_What you need to do_.
(a) In the passage on the Global Parkinson's Genetics Program, how many volunteers does the initiative aim to genotype?
(b) Reproduce the portion of the passage on the Global Parkinson's Genetics Program that begins at the words "Bardien says the" and stops after the words "around the world.".

Text under study Block Start

As such, she is excited about her research group’s involvement in the Global Parkinson’s Genetics Program (GP2), and what it could mean for the study of the genetics of PD in African populations. Funded by the Michael J. Fox Foundation, the GP2 is an ambitious initiative to genotype 150 000 volunteers around the world to better understand the genetic architecture of PD. According to the GP2 website, there is still much to learn about genetic risk factors, something that can only be achieved by “working collaboratively and openly sharing data, processes, and results”.

Bardien says the endeavour, which provides free whole-genome genotyping and sequencing to participating countries, is a “game changer” and already includes 100 research teams from around the world.

“The idea is to do genotyping in underrepresented populations in especially Africa, Asia, South America, and pockets of Europe where such research cannot be done, to help them recruit study participants, and to do whole-genome sequencing for free if the necessary genetic labs aren’t locally available,” she explains.

“To my knowledge, this has not been done for any other disease at this scale before.”

Identifying and characterising carriers of specific genetic variations involved in the development of PD is “imperative in light of related gene-targeted therapies increasingly being developed”, Carr and 106 other researchers wrote about GP2 in a 2023 paper published in the journal Movement Disorders.

Data for Africa

Bardien is excited about what SU’s involvement in GP2 could mean for local and global PD science.

“We might get some real answers about the genetics of South African people with PD. We might even find, through this consortium, that there is a bigger genetic component worldwide to PD than the 10 to 15% of cases that we currently know of.”

Text under study Block End
Record extracts Block Start

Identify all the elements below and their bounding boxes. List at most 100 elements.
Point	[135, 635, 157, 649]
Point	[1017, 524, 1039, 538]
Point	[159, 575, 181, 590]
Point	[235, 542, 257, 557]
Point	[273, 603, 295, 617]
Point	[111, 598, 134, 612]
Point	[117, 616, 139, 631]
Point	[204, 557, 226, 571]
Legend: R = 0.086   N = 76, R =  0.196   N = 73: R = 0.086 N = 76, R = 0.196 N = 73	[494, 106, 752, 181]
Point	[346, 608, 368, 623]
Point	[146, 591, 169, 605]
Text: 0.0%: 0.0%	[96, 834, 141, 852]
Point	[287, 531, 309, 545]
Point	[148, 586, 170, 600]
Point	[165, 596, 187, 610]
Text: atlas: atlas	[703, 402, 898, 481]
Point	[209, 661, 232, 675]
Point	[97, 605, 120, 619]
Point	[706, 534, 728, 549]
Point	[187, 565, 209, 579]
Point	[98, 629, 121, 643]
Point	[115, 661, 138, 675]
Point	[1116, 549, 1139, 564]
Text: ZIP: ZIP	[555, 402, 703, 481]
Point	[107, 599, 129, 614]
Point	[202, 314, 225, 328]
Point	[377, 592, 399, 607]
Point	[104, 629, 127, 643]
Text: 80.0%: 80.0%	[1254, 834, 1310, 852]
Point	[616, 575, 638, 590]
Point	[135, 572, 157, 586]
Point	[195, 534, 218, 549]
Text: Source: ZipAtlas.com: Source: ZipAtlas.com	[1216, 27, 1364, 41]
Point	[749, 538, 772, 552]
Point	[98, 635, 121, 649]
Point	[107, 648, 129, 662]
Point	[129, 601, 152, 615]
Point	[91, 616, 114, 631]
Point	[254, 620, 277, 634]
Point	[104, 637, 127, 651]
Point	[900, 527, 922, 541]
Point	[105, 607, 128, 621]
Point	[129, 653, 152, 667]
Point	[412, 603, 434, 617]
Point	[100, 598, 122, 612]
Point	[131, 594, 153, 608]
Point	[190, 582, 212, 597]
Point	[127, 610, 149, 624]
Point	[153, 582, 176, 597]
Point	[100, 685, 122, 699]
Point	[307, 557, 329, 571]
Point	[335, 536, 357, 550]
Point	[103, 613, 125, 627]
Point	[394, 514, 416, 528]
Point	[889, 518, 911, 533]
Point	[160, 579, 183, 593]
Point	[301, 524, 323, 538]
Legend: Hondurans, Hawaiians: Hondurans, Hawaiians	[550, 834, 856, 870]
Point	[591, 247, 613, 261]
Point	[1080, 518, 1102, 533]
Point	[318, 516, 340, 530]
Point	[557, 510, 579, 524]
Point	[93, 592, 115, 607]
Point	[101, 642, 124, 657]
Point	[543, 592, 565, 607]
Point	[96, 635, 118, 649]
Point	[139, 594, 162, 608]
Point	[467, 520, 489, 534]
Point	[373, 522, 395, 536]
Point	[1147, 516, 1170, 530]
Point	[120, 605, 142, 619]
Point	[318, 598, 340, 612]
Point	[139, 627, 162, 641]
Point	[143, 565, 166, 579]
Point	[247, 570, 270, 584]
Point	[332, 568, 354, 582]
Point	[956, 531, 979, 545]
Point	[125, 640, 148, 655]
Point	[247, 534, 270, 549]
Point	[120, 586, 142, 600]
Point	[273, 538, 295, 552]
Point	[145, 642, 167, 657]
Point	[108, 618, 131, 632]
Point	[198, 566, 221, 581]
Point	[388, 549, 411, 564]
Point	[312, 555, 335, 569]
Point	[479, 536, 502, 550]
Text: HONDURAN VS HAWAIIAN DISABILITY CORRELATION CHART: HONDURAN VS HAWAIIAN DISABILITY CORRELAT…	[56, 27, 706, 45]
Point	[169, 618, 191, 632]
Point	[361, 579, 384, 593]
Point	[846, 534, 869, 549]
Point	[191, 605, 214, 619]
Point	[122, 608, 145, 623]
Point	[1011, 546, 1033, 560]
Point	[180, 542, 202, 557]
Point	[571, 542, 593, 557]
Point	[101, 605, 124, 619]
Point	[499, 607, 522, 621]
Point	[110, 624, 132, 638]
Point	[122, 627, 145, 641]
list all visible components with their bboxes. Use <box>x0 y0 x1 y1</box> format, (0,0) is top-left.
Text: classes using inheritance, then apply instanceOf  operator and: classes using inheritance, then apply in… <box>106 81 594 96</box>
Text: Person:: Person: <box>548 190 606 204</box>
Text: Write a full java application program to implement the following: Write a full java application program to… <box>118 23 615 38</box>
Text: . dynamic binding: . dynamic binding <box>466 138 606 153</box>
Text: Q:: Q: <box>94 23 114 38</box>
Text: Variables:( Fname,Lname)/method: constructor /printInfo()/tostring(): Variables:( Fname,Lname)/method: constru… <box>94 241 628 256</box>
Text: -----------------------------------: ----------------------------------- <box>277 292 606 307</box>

Record extracts Block End

_Answers per task_.
(a) 150 000 volunteers around the world.

(b)
Bardien says the endeavour, which provides free whole-genome genotyping and sequencing to participating countries, is a “game changer” and already includes 100 research teams from around the world.